==== DATA FOR THE TASK
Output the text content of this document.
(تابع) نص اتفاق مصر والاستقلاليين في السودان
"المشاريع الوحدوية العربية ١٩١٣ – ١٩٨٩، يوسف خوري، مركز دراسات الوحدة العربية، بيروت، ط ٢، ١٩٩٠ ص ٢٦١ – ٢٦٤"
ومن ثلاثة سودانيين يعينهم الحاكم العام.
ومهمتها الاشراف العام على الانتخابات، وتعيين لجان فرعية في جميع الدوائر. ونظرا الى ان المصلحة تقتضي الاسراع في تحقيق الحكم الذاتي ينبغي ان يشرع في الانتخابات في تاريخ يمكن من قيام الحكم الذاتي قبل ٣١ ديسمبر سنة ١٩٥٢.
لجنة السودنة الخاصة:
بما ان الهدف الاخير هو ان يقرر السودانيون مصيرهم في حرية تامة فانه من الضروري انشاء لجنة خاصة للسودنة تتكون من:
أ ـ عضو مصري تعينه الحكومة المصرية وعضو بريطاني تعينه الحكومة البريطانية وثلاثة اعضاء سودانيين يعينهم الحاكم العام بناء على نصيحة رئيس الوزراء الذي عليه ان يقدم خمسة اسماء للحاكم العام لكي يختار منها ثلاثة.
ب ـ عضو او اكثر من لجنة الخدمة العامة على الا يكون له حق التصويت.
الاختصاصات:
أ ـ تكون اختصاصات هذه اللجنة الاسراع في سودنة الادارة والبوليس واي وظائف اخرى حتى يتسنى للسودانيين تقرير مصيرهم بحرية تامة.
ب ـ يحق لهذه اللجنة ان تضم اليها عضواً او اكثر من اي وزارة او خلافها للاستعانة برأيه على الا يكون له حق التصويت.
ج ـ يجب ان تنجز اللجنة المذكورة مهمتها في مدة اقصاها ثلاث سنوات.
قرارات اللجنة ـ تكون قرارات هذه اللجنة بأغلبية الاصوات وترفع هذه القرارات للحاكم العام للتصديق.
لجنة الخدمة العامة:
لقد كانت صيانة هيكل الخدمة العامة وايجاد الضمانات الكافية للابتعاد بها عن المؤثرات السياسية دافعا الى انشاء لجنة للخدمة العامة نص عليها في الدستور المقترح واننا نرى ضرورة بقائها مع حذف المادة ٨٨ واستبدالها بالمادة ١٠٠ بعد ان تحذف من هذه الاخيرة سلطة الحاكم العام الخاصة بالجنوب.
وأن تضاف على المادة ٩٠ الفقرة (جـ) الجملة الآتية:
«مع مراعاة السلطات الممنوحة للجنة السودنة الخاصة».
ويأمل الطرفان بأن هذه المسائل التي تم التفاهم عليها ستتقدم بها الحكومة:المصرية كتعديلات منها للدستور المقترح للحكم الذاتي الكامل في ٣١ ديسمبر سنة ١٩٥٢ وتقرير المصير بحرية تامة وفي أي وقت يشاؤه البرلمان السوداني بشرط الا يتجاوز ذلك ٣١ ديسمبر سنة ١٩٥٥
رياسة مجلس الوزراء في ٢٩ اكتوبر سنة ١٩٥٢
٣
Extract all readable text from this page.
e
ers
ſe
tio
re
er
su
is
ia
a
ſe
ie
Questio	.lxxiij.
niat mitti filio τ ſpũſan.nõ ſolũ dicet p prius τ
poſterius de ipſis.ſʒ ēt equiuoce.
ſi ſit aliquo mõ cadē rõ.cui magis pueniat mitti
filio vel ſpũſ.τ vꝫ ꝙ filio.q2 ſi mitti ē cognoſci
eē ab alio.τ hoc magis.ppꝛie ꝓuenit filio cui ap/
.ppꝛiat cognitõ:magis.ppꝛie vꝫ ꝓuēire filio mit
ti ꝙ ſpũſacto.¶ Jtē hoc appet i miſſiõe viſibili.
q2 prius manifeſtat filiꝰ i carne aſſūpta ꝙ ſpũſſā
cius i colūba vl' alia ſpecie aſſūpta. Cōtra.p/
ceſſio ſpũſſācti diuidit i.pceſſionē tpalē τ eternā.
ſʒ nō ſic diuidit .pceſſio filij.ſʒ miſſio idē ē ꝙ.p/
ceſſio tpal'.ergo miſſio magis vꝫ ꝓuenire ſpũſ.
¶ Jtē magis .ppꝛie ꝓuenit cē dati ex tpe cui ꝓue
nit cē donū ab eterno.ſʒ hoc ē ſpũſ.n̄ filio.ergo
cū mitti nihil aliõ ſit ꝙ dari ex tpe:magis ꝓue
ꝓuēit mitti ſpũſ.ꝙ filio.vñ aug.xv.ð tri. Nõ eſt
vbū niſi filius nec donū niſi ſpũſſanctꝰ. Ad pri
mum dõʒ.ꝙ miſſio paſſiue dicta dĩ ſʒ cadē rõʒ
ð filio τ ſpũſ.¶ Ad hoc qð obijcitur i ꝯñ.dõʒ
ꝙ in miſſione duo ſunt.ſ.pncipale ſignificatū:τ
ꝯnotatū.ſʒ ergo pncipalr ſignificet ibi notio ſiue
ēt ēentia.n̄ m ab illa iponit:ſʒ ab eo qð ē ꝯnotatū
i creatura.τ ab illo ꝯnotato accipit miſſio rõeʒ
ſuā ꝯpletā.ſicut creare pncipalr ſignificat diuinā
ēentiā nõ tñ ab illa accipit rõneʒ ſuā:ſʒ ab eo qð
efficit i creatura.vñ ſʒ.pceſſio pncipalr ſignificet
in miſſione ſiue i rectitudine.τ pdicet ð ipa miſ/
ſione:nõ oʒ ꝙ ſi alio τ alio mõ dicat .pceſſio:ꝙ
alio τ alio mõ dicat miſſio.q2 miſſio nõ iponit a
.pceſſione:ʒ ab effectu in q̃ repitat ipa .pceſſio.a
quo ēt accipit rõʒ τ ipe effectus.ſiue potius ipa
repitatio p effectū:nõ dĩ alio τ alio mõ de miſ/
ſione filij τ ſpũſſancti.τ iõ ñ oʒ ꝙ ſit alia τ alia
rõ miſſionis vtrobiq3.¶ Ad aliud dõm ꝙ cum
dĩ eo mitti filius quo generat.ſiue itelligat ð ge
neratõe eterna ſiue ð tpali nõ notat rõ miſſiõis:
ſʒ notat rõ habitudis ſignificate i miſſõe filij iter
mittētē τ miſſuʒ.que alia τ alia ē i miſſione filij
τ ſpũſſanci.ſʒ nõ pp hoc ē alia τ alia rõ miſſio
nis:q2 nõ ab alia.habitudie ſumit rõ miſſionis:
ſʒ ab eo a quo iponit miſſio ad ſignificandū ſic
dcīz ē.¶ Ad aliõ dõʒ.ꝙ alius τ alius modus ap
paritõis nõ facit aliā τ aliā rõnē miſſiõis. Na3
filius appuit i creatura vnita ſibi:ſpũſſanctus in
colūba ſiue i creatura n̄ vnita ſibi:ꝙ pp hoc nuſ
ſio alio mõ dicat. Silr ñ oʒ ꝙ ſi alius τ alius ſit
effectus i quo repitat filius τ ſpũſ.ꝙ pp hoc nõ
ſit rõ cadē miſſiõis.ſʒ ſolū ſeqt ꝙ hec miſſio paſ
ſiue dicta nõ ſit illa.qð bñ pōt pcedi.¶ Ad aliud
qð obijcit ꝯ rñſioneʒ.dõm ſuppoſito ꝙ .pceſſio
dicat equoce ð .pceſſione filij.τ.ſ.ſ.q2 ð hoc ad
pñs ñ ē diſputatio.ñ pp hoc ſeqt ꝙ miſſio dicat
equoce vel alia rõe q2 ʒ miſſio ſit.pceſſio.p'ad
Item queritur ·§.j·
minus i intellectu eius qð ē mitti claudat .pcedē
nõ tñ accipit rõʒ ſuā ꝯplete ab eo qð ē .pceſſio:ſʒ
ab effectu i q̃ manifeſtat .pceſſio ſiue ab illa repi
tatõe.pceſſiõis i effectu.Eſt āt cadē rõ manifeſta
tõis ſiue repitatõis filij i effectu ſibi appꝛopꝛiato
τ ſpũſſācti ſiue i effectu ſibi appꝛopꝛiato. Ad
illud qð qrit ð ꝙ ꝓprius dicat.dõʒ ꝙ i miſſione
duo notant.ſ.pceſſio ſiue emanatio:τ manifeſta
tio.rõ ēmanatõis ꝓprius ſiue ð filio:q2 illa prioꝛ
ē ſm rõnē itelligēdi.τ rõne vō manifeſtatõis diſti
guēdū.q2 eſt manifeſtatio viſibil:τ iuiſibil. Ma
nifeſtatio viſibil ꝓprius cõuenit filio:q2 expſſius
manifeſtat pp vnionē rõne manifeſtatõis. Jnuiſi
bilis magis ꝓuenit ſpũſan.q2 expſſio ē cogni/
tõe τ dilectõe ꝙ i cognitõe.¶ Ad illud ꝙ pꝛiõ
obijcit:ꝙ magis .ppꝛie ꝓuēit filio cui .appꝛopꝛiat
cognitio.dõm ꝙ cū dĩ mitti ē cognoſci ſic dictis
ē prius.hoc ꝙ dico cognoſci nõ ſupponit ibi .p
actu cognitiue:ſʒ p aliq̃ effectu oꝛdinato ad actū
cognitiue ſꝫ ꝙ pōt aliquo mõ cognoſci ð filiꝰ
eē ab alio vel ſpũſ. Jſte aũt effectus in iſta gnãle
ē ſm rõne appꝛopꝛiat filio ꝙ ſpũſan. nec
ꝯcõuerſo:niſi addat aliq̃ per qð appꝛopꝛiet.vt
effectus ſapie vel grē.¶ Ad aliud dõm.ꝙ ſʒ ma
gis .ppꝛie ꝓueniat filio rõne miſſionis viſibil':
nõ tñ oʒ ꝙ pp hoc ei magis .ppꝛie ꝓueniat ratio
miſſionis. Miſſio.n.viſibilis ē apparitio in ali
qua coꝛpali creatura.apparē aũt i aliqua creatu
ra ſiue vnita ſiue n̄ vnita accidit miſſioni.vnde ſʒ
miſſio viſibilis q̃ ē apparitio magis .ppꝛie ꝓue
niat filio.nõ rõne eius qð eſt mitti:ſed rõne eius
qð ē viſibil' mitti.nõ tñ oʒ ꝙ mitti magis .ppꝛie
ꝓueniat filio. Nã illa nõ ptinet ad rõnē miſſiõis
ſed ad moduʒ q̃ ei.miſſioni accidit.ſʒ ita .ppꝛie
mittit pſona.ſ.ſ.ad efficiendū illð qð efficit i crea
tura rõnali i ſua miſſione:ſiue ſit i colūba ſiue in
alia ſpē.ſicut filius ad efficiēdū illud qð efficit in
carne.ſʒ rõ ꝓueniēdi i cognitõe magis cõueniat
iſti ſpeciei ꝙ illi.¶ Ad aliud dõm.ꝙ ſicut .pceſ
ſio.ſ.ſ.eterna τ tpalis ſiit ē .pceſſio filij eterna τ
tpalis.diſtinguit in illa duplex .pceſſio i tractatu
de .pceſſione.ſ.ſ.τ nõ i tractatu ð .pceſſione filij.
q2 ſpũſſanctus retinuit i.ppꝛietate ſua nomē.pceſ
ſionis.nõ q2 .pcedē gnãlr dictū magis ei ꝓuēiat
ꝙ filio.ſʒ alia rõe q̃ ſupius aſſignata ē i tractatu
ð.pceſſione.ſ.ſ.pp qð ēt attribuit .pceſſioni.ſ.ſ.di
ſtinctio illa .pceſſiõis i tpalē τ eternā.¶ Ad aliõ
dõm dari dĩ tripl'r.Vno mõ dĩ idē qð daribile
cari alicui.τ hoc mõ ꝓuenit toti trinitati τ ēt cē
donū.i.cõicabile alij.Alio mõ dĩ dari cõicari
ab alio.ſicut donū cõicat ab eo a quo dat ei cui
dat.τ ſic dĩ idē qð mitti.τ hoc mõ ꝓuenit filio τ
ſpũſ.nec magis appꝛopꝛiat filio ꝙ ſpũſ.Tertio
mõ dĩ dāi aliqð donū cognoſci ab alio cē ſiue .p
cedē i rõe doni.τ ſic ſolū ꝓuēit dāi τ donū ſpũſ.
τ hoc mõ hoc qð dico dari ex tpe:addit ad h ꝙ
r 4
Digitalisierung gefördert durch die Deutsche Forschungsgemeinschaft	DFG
========
### DIRECTIONS
Find the lines containing "effectus" and pull them out.

### PROBLEM SOLUTION
quo ēt accipit rõʒ τ ipe effectus.ſiue potius ipa
effectus i quo repitat filius τ ſpũſ.ꝙ pp hoc nõ
eē ab alio vel ſpũſ. Jſte aũt effectus in iſta gnãle
effectus ſapie vel grē.¶ Ad aliud dõm.ꝙ ſʒ ma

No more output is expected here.